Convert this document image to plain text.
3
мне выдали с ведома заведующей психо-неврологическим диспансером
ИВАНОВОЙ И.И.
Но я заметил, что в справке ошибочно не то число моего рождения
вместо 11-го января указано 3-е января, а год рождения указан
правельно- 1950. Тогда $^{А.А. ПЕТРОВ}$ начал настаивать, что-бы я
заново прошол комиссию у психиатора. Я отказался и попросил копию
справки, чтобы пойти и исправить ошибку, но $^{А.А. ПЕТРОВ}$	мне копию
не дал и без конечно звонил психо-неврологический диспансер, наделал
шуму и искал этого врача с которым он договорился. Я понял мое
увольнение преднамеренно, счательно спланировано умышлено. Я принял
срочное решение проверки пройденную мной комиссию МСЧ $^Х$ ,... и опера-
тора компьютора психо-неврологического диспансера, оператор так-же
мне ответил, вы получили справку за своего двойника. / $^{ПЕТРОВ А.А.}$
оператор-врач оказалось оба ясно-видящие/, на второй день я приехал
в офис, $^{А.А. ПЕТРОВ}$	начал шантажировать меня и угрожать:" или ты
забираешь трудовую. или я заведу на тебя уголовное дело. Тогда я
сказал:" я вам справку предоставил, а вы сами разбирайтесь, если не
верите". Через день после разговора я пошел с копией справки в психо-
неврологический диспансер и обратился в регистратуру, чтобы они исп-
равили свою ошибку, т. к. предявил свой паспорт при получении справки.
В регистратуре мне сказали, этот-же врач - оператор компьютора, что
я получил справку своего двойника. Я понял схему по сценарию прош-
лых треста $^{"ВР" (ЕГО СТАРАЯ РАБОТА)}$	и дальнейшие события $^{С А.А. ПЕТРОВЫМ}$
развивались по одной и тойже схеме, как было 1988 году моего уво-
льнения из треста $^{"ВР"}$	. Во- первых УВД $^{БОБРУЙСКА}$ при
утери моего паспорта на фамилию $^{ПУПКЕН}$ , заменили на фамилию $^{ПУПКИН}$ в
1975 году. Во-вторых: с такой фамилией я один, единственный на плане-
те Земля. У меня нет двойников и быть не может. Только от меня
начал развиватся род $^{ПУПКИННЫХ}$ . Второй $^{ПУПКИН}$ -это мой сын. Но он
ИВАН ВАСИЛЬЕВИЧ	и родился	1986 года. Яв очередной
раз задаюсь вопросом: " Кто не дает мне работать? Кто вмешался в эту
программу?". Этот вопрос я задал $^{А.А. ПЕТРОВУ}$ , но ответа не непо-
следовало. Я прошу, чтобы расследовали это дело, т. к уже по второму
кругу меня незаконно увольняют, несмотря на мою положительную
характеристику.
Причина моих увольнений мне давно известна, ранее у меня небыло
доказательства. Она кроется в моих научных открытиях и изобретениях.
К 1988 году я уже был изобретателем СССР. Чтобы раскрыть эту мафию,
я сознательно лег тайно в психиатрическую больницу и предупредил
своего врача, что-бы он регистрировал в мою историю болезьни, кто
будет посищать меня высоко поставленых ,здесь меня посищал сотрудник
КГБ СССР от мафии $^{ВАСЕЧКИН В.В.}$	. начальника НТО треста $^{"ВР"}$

• PROBLEM STATEMENT: Repeat every line of the records above exactly.

• ANSWER TO THE EXERCISE:
Convert this document image to plain text.
3
мне выдали с ведома заведующей психо-неврологическим диспансером
ИВАНОВОЙ И.И.
Но я заметил, что в справке ошибочно не то число моего рождения
вместо 11-го января указано 3-е января, а год рождения указан
правельно- 1950. Тогда $^{А.А. ПЕТРОВ}$ начал настаивать, что-бы я
заново прошол комиссию у психиатора. Я отказался и попросил копию
справки, чтобы пойти и исправить ошибку, но $^{А.А. ПЕТРОВ}$	мне копию
не дал и без конечно звонил психо-неврологический диспансер, наделал
шуму и искал этого врача с которым он договорился. Я понял мое
увольнение преднамеренно, счательно спланировано умышлено. Я принял
срочное решение проверки пройденную мной комиссию МСЧ $^Х$ ,... и опера-
тора компьютора психо-неврологического диспансера, оператор так-же
мне ответил, вы получили справку за своего двойника. / $^{ПЕТРОВ А.А.}$
оператор-врач оказалось оба ясно-видящие/, на второй день я приехал
в офис, $^{А.А. ПЕТРОВ}$	начал шантажировать меня и угрожать:" или ты
забираешь трудовую. или я заведу на тебя уголовное дело. Тогда я
сказал:" я вам справку предоставил, а вы сами разбирайтесь, если не
верите". Через день после разговора я пошел с копией справки в психо-
неврологический диспансер и обратился в регистратуру, чтобы они исп-
равили свою ошибку, т. к. предявил свой паспорт при получении справки.
В регистратуре мне сказали, этот-же врач - оператор компьютора, что
я получил справку своего двойника. Я понял схему по сценарию прош-
лых треста $^{"ВР" (ЕГО СТАРАЯ РАБОТА)}$	и дальнейшие события $^{С А.А. ПЕТРОВЫМ}$
развивались по одной и тойже схеме, как было 1988 году моего уво-
льнения из треста $^{"ВР"}$	. Во- первых УВД $^{БОБРУЙСКА}$ при
утери моего паспорта на фамилию $^{ПУПКЕН}$ , заменили на фамилию $^{ПУПКИН}$ в
1975 году. Во-вторых: с такой фамилией я один, единственный на плане-
те Земля. У меня нет двойников и быть не может. Только от меня
начал развиватся род $^{ПУПКИННЫХ}$ . Второй $^{ПУПКИН}$ -это мой сын. Но он
ИВАН ВАСИЛЬЕВИЧ	и родился	1986 года. Яв очередной
раз задаюсь вопросом: " Кто не дает мне работать? Кто вмешался в эту
программу?". Этот вопрос я задал $^{А.А. ПЕТРОВУ}$ , но ответа не непо-
следовало. Я прошу, чтобы расследовали это дело, т. к уже по второму
кругу меня незаконно увольняют, несмотря на мою положительную
характеристику.
Причина моих увольнений мне давно известна, ранее у меня небыло
доказательства. Она кроется в моих научных открытиях и изобретениях.
К 1988 году я уже был изобретателем СССР. Чтобы раскрыть эту мафию,
я сознательно лег тайно в психиатрическую больницу и предупредил
своего врача, что-бы он регистрировал в мою историю болезьни, кто
будет посищать меня высоко поставленых ,здесь меня посищал сотрудник
КГБ СССР от мафии $^{ВАСЕЧКИН В.В.}$	. начальника НТО треста $^{"ВР"}$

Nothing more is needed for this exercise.